------ Data supplied ------

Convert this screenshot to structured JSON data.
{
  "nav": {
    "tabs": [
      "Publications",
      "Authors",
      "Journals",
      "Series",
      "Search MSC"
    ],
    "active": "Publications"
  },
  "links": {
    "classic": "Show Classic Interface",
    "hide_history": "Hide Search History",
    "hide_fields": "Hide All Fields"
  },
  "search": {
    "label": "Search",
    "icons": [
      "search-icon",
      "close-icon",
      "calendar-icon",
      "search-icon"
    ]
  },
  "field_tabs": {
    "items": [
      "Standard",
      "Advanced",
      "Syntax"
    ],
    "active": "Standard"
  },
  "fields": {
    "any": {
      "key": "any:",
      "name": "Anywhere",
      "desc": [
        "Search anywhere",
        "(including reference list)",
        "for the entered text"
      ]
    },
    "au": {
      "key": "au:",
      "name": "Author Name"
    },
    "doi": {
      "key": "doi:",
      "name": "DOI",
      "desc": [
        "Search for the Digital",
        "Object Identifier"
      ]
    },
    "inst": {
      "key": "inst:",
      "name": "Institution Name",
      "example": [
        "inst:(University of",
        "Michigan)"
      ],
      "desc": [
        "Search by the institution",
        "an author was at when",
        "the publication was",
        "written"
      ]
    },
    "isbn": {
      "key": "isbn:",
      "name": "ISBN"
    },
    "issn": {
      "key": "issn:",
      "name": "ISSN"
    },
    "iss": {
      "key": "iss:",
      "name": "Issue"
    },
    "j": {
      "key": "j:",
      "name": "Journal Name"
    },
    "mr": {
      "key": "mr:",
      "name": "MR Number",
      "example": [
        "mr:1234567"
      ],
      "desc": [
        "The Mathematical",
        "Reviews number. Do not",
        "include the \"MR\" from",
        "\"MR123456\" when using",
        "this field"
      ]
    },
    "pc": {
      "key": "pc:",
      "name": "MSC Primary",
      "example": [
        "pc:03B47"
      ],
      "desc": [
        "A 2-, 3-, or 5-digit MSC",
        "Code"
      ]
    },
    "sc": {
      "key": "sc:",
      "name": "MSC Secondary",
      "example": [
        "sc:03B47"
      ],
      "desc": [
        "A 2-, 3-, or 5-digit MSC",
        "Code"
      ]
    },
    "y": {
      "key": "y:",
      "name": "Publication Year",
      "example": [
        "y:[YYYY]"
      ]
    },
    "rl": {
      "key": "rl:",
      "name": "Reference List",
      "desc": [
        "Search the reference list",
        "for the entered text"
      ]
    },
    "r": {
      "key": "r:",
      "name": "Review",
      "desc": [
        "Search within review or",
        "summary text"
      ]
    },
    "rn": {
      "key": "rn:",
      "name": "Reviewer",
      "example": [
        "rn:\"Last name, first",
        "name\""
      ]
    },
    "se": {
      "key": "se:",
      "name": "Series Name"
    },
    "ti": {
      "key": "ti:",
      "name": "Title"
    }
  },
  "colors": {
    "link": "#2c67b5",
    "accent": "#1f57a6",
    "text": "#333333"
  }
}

------

> Your instructions:
Quote all of the entries exactly as they appear.

> The result:
Convert this screenshot to structured JSON data.
{
  "nav": {
    "tabs": [
      "Publications",
      "Authors",
      "Journals",
      "Series",
      "Search MSC"
    ],
    "active": "Publications"
  },
  "links": {
    "classic": "Show Classic Interface",
    "hide_history": "Hide Search History",
    "hide_fields": "Hide All Fields"
  },
  "search": {
    "label": "Search",
    "icons": [
      "search-icon",
      "close-icon",
      "calendar-icon",
      "search-icon"
    ]
  },
  "field_tabs": {
    "items": [
      "Standard",
      "Advanced",
      "Syntax"
    ],
    "active": "Standard"
  },
  "fields": {
    "any": {
      "key": "any:",
      "name": "Anywhere",
      "desc": [
        "Search anywhere",
        "(including reference list)",
        "for the entered text"
      ]
    },
    "au": {
      "key": "au:",
      "name": "Author Name"
    },
    "doi": {
      "key": "doi:",
      "name": "DOI",
      "desc": [
        "Search for the Digital",
        "Object Identifier"
      ]
    },
    "inst": {
      "key": "inst:",
      "name": "Institution Name",
      "example": [
        "inst:(University of",
        "Michigan)"
      ],
      "desc": [
        "Search by the institution",
        "an author was at when",
        "the publication was",
        "written"
      ]
    },
    "isbn": {
      "key": "isbn:",
      "name": "ISBN"
    },
    "issn": {
      "key": "issn:",
      "name": "ISSN"
    },
    "iss": {
      "key": "iss:",
      "name": "Issue"
    },
    "j": {
      "key": "j:",
      "name": "Journal Name"
    },
    "mr": {
      "key": "mr:",
      "name": "MR Number",
      "example": [
        "mr:1234567"
      ],
      "desc": [
        "The Mathematical",
        "Reviews number. Do not",
        "include the \"MR\" from",
        "\"MR123456\" when using",
        "this field"
      ]
    },
    "pc": {
      "key": "pc:",
      "name": "MSC Primary",
      "example": [
        "pc:03B47"
      ],
      "desc": [
        "A 2-, 3-, or 5-digit MSC",
        "Code"
      ]
    },
    "sc": {
      "key": "sc:",
      "name": "MSC Secondary",
      "example": [
        "sc:03B47"
      ],
      "desc": [
        "A 2-, 3-, or 5-digit MSC",
        "Code"
      ]
    },
    "y": {
      "key": "y:",
      "name": "Publication Year",
      "example": [
        "y:[YYYY]"
      ]
    },
    "rl": {
      "key": "rl:",
      "name": "Reference List",
      "desc": [
        "Search the reference list",
        "for the entered text"
      ]
    },
    "r": {
      "key": "r:",
      "name": "Review",
      "desc": [
        "Search within review or",
        "summary text"
      ]
    },
    "rn": {
      "key": "rn:",
      "name": "Reviewer",
      "example": [
        "rn:\"Last name, first",
        "name\""
      ]
    },
    "se": {
      "key": "se:",
      "name": "Series Name"
    },
    "ti": {
      "key": "ti:",
      "name": "Title"
    }
  },
  "colors": {
    "link": "#2c67b5",
    "accent": "#1f57a6",
    "text": "#333333"
  }
}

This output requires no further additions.